**REQUIRED WORK:** Pull every line containing the word "motorn" from the records.

**GIVEN DATA:**
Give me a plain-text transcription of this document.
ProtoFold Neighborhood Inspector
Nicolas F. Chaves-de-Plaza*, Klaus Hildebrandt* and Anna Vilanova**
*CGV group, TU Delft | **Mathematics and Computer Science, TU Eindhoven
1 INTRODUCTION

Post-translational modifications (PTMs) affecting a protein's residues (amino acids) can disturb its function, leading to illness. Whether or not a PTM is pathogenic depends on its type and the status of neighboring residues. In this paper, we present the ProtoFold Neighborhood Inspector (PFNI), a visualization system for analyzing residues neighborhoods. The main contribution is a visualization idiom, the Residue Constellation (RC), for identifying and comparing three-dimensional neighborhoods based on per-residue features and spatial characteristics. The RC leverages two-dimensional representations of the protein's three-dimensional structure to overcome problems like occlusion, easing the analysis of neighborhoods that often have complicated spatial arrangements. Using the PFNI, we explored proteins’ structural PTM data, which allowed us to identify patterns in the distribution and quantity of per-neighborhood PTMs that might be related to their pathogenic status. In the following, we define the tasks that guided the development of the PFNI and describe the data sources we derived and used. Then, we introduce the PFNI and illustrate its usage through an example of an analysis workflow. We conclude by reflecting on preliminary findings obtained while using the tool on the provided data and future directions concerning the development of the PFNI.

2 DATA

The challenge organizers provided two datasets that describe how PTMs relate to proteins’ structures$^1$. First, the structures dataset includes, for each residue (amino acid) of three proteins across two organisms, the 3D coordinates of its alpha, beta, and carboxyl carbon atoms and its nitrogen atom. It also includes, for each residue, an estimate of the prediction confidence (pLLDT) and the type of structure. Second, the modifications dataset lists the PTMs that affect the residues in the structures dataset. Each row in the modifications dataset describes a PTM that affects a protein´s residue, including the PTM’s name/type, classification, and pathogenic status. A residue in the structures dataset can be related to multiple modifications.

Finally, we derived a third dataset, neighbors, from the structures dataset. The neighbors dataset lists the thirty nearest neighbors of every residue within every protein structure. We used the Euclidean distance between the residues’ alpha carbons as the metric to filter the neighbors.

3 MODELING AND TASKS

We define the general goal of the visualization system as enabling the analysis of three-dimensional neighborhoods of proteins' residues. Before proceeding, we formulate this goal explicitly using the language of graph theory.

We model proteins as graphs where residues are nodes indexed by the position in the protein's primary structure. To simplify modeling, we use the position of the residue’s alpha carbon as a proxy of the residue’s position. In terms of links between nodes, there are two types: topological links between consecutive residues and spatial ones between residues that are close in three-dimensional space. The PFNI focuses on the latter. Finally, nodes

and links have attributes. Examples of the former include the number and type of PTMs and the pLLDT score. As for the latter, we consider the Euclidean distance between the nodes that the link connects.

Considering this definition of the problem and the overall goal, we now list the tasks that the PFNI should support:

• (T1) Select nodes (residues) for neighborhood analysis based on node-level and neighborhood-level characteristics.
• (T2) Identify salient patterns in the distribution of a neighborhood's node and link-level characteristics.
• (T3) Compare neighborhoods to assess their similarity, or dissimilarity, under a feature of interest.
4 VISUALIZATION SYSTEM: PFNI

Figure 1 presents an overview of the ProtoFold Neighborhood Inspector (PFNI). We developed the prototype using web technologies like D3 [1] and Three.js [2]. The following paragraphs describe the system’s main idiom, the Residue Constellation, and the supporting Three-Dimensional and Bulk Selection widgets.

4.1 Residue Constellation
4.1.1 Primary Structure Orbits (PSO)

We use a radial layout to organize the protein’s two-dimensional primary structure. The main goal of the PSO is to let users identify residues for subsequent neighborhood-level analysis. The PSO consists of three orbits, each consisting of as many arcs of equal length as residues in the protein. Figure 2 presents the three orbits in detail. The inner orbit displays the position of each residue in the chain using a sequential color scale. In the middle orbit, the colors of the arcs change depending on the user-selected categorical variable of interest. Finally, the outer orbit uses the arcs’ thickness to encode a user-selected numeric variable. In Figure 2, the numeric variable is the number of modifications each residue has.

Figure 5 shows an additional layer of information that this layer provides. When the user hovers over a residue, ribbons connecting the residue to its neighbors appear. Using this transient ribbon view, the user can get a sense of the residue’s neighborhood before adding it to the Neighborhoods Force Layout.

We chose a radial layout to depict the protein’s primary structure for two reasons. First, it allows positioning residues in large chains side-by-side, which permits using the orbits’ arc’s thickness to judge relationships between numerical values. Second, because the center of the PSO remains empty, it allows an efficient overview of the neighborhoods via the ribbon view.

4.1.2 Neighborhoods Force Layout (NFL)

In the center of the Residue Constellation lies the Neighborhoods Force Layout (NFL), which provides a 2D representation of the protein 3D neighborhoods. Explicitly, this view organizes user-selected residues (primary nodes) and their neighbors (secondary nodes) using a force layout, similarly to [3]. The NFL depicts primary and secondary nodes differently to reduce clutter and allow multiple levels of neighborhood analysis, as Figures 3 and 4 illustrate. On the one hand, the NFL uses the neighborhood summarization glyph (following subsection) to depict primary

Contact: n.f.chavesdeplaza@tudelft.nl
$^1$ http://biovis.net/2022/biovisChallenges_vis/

---

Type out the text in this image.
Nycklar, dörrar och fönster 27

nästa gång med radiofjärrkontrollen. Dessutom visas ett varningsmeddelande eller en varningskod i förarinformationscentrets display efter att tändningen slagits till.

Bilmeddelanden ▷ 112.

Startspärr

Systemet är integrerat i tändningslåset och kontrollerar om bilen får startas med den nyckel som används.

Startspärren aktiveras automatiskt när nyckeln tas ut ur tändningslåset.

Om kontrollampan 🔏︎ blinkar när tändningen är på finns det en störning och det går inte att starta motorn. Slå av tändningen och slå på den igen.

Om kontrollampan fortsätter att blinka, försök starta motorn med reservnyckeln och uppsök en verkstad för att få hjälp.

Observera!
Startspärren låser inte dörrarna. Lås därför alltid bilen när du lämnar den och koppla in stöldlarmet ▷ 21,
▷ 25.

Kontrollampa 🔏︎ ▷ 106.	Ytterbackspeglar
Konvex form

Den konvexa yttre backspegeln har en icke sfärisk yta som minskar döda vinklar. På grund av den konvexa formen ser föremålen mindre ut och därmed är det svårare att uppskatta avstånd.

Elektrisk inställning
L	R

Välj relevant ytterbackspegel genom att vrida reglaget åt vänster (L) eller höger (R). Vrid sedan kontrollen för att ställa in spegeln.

* * *

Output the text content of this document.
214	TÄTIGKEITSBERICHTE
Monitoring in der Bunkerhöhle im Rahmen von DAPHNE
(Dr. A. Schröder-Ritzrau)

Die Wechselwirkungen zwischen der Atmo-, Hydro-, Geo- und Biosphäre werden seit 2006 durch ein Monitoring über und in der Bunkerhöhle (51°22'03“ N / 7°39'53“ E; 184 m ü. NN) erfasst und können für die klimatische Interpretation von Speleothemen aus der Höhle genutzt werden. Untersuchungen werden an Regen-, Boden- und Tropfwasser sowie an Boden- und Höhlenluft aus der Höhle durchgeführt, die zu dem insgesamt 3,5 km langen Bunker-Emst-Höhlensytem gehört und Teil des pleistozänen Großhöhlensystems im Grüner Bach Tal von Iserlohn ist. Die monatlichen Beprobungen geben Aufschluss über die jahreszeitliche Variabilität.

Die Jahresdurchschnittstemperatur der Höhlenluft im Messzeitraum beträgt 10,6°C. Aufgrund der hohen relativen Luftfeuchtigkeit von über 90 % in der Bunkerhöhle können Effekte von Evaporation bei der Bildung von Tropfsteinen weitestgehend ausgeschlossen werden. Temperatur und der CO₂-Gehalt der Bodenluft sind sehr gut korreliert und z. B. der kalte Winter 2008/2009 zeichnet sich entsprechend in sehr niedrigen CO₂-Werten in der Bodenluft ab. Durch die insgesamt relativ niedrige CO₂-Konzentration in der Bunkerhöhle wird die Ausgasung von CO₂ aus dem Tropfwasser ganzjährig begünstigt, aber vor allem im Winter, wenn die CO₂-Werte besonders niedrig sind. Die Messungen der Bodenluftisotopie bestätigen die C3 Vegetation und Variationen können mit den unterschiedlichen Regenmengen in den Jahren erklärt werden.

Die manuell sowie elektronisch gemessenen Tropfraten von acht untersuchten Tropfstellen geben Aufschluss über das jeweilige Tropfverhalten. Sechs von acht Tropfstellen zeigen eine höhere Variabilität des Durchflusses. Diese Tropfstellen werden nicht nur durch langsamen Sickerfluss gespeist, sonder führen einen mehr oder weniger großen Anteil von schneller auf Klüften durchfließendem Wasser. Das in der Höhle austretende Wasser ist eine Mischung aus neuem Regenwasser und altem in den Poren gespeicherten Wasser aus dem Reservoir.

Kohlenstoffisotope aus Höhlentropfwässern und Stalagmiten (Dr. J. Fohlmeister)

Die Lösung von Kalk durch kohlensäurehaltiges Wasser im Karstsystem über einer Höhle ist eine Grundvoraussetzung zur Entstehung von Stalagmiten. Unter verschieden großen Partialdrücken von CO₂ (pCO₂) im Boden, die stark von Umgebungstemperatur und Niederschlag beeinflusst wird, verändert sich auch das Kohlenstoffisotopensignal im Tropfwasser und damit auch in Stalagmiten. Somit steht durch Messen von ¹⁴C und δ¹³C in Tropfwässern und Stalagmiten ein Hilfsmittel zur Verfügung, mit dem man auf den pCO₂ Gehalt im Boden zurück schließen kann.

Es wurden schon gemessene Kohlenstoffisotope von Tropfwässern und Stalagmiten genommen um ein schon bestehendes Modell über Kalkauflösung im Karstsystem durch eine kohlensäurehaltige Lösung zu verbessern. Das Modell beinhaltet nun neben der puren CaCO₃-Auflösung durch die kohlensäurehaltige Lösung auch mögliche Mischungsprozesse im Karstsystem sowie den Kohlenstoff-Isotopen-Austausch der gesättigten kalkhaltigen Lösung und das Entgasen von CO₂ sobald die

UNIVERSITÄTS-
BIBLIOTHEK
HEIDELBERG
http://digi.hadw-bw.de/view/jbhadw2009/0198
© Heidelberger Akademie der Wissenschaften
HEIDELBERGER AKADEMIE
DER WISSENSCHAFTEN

**RESULT FOR THIS EXERCISE:**
Om kontrollampan 🔏︎ blinkar när tändningen är på finns det en störning och det går inte att starta motorn. Slå av tändningen och slå på den igen.
Om kontrollampan fortsätter att blinka, försök starta motorn med reservnyckeln och uppsök en verkstad för att få hjälp.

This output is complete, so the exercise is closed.